Extracted data entries:
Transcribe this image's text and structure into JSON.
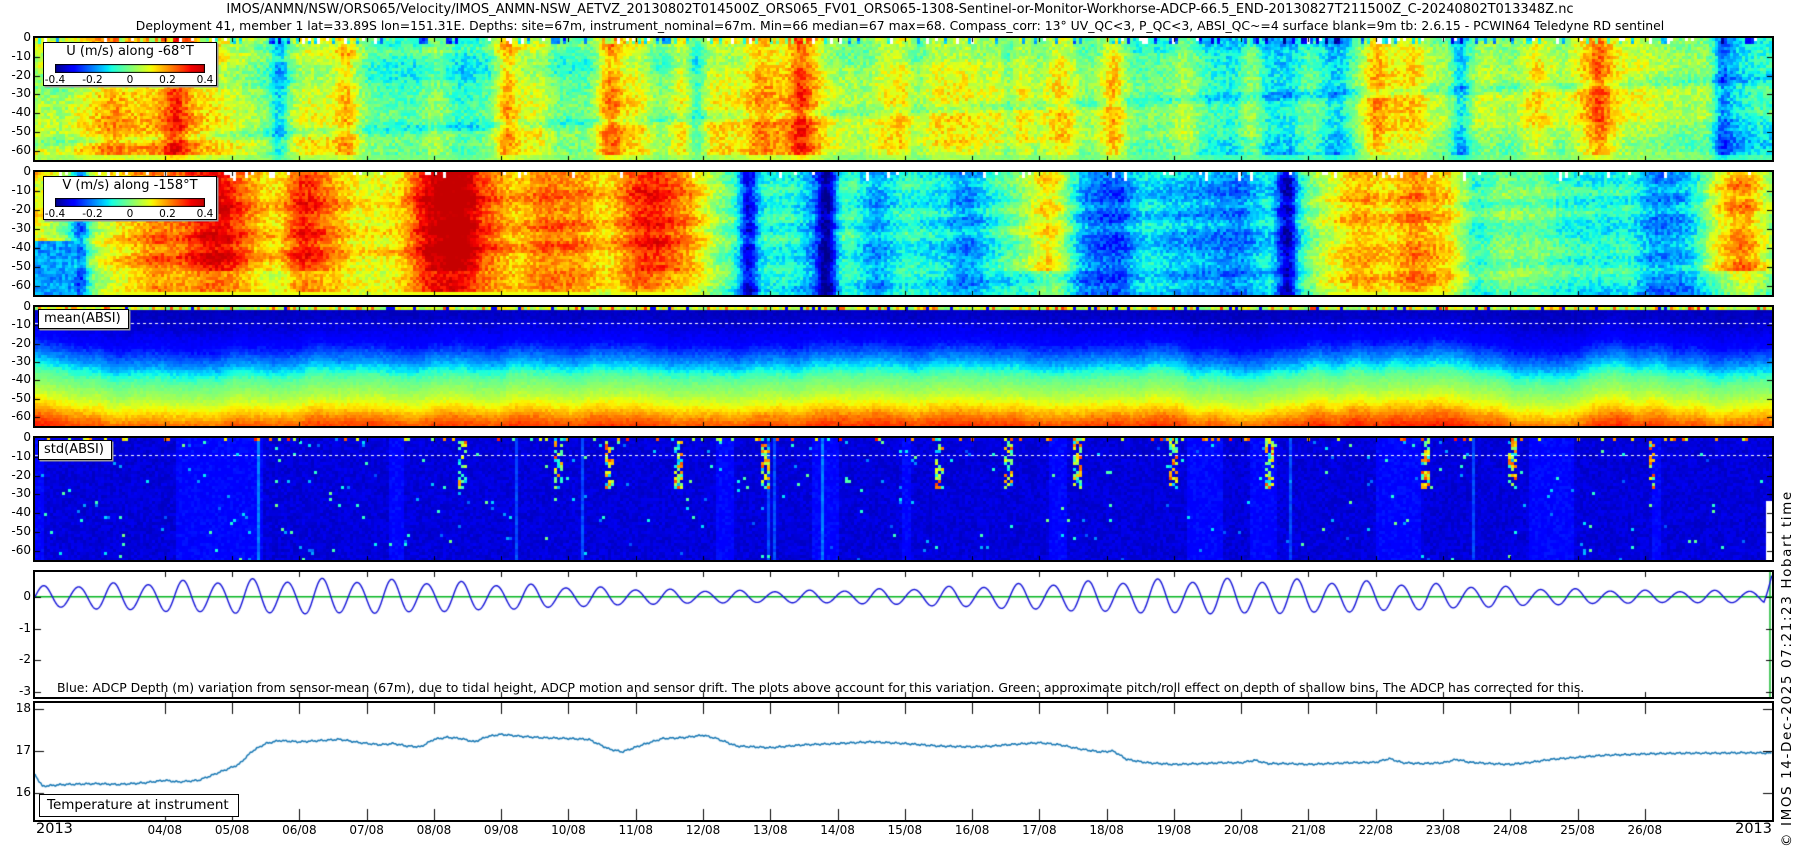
{
  "header": {
    "line1": "IMOS/ANMN/NSW/ORS065/Velocity/IMOS_ANMN-NSW_AETVZ_20130802T014500Z_ORS065_FV01_ORS065-1308-Sentinel-or-Monitor-Workhorse-ADCP-66.5_END-20130827T211500Z_C-20240802T013348Z.nc",
    "line2": "Deployment 41, member 1 lat=33.89S lon=151.31E. Depths: site=67m, instrument_nominal=67m. Min=66 median=67 max=68. Compass_corr: 13° UV_QC<3, P_QC<3, ABSI_QC~=4 surface blank=9m tb: 2.6.15 - PCWIN64 Teledyne RD sentinel"
  },
  "watermark": "© IMOS 14-Dec-2025 07:21:23 Hobart time",
  "x_axis": {
    "year_left": "2013",
    "year_right": "2013",
    "day_ticks": [
      "04/08",
      "05/08",
      "06/08",
      "07/08",
      "08/08",
      "09/08",
      "10/08",
      "11/08",
      "12/08",
      "13/08",
      "14/08",
      "15/08",
      "16/08",
      "17/08",
      "18/08",
      "19/08",
      "20/08",
      "21/08",
      "22/08",
      "23/08",
      "24/08",
      "25/08",
      "26/08"
    ],
    "day_numbers": [
      4,
      5,
      6,
      7,
      8,
      9,
      10,
      11,
      12,
      13,
      14,
      15,
      16,
      17,
      18,
      19,
      20,
      21,
      22,
      23,
      24,
      25,
      26
    ],
    "t_start_day": 2.07,
    "t_end_day": 27.89
  },
  "depth_axis": {
    "ticks": [
      0,
      -10,
      -20,
      -30,
      -40,
      -50,
      -60
    ],
    "range_m": [
      0,
      -65
    ]
  },
  "chart_data": [
    {
      "id": "u",
      "type": "heatmap",
      "title": "U (m/s) along -68°T",
      "colormap": "jet",
      "colorbar": {
        "min": -0.4,
        "max": 0.4,
        "ticks": [
          "-0.4",
          "-0.2",
          "0",
          "0.2",
          "0.4"
        ]
      },
      "ylabel_ticks": [
        0,
        -10,
        -20,
        -30,
        -40,
        -50,
        -60
      ],
      "description": "Eastward-rotated velocity component, mostly near 0 m/s (green) with weak yellow/blue vertical streaks; white dropout columns at surface.",
      "features": {
        "yellow_streak_fracs": [
          0.08,
          0.18,
          0.27,
          0.33,
          0.44,
          0.5,
          0.62,
          0.7,
          0.77,
          0.9
        ],
        "blue_dip_fracs": [
          0.14,
          0.38,
          0.56,
          0.82,
          0.97
        ]
      }
    },
    {
      "id": "v",
      "type": "heatmap",
      "title": "V (m/s) along -158°T",
      "colormap": "jet",
      "colorbar": {
        "min": -0.4,
        "max": 0.4,
        "ticks": [
          "-0.4",
          "-0.2",
          "0",
          "0.2",
          "0.4"
        ]
      },
      "ylabel_ticks": [
        0,
        -10,
        -20,
        -30,
        -40,
        -50,
        -60
      ],
      "description": "Alongshore velocity with broad alternating orange/red (poleward ~0.2-0.4 m/s) and green bands; strong dark-red event near 17/08.",
      "features": {
        "red_band_fracs": [
          0.105,
          0.155,
          0.24,
          0.36,
          0.578,
          0.975
        ],
        "red_band_amps": [
          0.2,
          0.16,
          0.2,
          0.18,
          0.3,
          0.24
        ],
        "cyan_dip_fracs": [
          0.025,
          0.41,
          0.455,
          0.72
        ]
      }
    },
    {
      "id": "mean_absi",
      "type": "heatmap",
      "label": "mean(ABSI)",
      "colormap": "jet",
      "ylabel_ticks": [
        0,
        -10,
        -20,
        -30,
        -40,
        -50,
        -60
      ],
      "blank_line_depth_m": -9,
      "description": "Mean acoustic backscatter: dark blue near surface grading to cyan/green mid-column and yellow/orange near the bottom; white dotted line at 9 m surface blank."
    },
    {
      "id": "std_absi",
      "type": "heatmap",
      "label": "std(ABSI)",
      "colormap": "jet",
      "ylabel_ticks": [
        0,
        -10,
        -20,
        -30,
        -40,
        -50,
        -60
      ],
      "blank_line_depth_m": -9,
      "description": "Backscatter standard deviation: uniform dark navy with sparse bright cyan/green/yellow streaks in the upper bins; white dotted line at 9 m.",
      "features": {
        "streak_fracs": [
          0.245,
          0.3,
          0.33,
          0.37,
          0.42,
          0.52,
          0.56,
          0.6,
          0.655,
          0.71,
          0.8,
          0.85,
          0.93
        ]
      }
    },
    {
      "id": "depth_variation",
      "type": "line",
      "note": "Blue: ADCP Depth (m) variation from sensor-mean (67m), due to tidal height, ADCP motion and sensor drift. The plots above account for this variation. Green: approximate pitch/roll effect on depth of shallow bins. The ADCP has corrected for this.",
      "ylim": [
        -3.15,
        0.78
      ],
      "yticks": [
        0,
        -1,
        -2,
        -3
      ],
      "series": [
        {
          "name": "adcp-depth-variation",
          "color": "#1212d8",
          "model": {
            "kind": "semidiurnal-tide",
            "period_days": 0.5175,
            "amp_base": 0.35,
            "amp_mod": 0.17,
            "spring_day": 6.1,
            "springneap_days": 13.7,
            "diurnal_inequality": 0.12,
            "end_rise": true
          }
        },
        {
          "name": "pitch-roll-effect",
          "color": "#00b41e",
          "value": 0
        }
      ]
    },
    {
      "id": "temperature",
      "type": "line",
      "label": "Temperature at instrument",
      "ylim": [
        15.35,
        18.15
      ],
      "yticks": [
        18,
        17,
        16
      ],
      "units": "degC",
      "series": [
        {
          "name": "temperature",
          "color": "#1878b4",
          "points": [
            [
              2.07,
              16.45
            ],
            [
              2.12,
              16.3
            ],
            [
              2.18,
              16.16
            ],
            [
              2.5,
              16.2
            ],
            [
              3.0,
              16.22
            ],
            [
              3.3,
              16.2
            ],
            [
              3.7,
              16.24
            ],
            [
              4.0,
              16.3
            ],
            [
              4.2,
              16.26
            ],
            [
              4.5,
              16.3
            ],
            [
              4.7,
              16.42
            ],
            [
              4.9,
              16.55
            ],
            [
              5.1,
              16.68
            ],
            [
              5.3,
              17.0
            ],
            [
              5.5,
              17.18
            ],
            [
              5.7,
              17.25
            ],
            [
              6.0,
              17.22
            ],
            [
              6.3,
              17.25
            ],
            [
              6.6,
              17.28
            ],
            [
              6.9,
              17.2
            ],
            [
              7.2,
              17.15
            ],
            [
              7.4,
              17.18
            ],
            [
              7.6,
              17.12
            ],
            [
              7.8,
              17.1
            ],
            [
              8.0,
              17.28
            ],
            [
              8.2,
              17.33
            ],
            [
              8.4,
              17.3
            ],
            [
              8.6,
              17.22
            ],
            [
              8.8,
              17.35
            ],
            [
              9.0,
              17.4
            ],
            [
              9.3,
              17.35
            ],
            [
              9.6,
              17.32
            ],
            [
              10.0,
              17.3
            ],
            [
              10.3,
              17.28
            ],
            [
              10.6,
              17.05
            ],
            [
              10.8,
              16.98
            ],
            [
              11.1,
              17.15
            ],
            [
              11.4,
              17.3
            ],
            [
              11.7,
              17.32
            ],
            [
              12.0,
              17.38
            ],
            [
              12.2,
              17.3
            ],
            [
              12.5,
              17.12
            ],
            [
              13.0,
              17.08
            ],
            [
              13.5,
              17.15
            ],
            [
              14.0,
              17.18
            ],
            [
              14.5,
              17.22
            ],
            [
              15.0,
              17.18
            ],
            [
              15.5,
              17.12
            ],
            [
              16.0,
              17.1
            ],
            [
              16.3,
              17.12
            ],
            [
              16.6,
              17.16
            ],
            [
              17.0,
              17.2
            ],
            [
              17.3,
              17.15
            ],
            [
              17.6,
              17.05
            ],
            [
              17.9,
              16.98
            ],
            [
              18.1,
              17.0
            ],
            [
              18.3,
              16.8
            ],
            [
              18.6,
              16.72
            ],
            [
              19.0,
              16.68
            ],
            [
              19.4,
              16.7
            ],
            [
              19.7,
              16.72
            ],
            [
              20.0,
              16.72
            ],
            [
              20.2,
              16.78
            ],
            [
              20.4,
              16.7
            ],
            [
              20.7,
              16.7
            ],
            [
              21.0,
              16.68
            ],
            [
              21.3,
              16.7
            ],
            [
              21.6,
              16.72
            ],
            [
              22.0,
              16.73
            ],
            [
              22.2,
              16.82
            ],
            [
              22.4,
              16.72
            ],
            [
              22.7,
              16.7
            ],
            [
              23.0,
              16.72
            ],
            [
              23.2,
              16.8
            ],
            [
              23.4,
              16.73
            ],
            [
              23.7,
              16.7
            ],
            [
              24.0,
              16.68
            ],
            [
              24.3,
              16.73
            ],
            [
              24.6,
              16.8
            ],
            [
              25.0,
              16.85
            ],
            [
              25.4,
              16.9
            ],
            [
              25.8,
              16.92
            ],
            [
              26.2,
              16.94
            ],
            [
              26.6,
              16.95
            ],
            [
              27.0,
              16.95
            ],
            [
              27.5,
              16.96
            ],
            [
              27.89,
              16.95
            ]
          ]
        }
      ]
    }
  ]
}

_DIRECTION_.
Show every line that contains the word "orange".

_FINISHED ANSWER_.
      "description": "Alongshore velocity with broad alternating orange/red (poleward ~0.2-0.4 m/s) and green bands; strong dark-red event near 17/08.",
      "description": "Mean acoustic backscatter: dark blue near surface grading to cyan/green mid-column and yellow/orange near the bottom; white dotted line at 9 m surface blank."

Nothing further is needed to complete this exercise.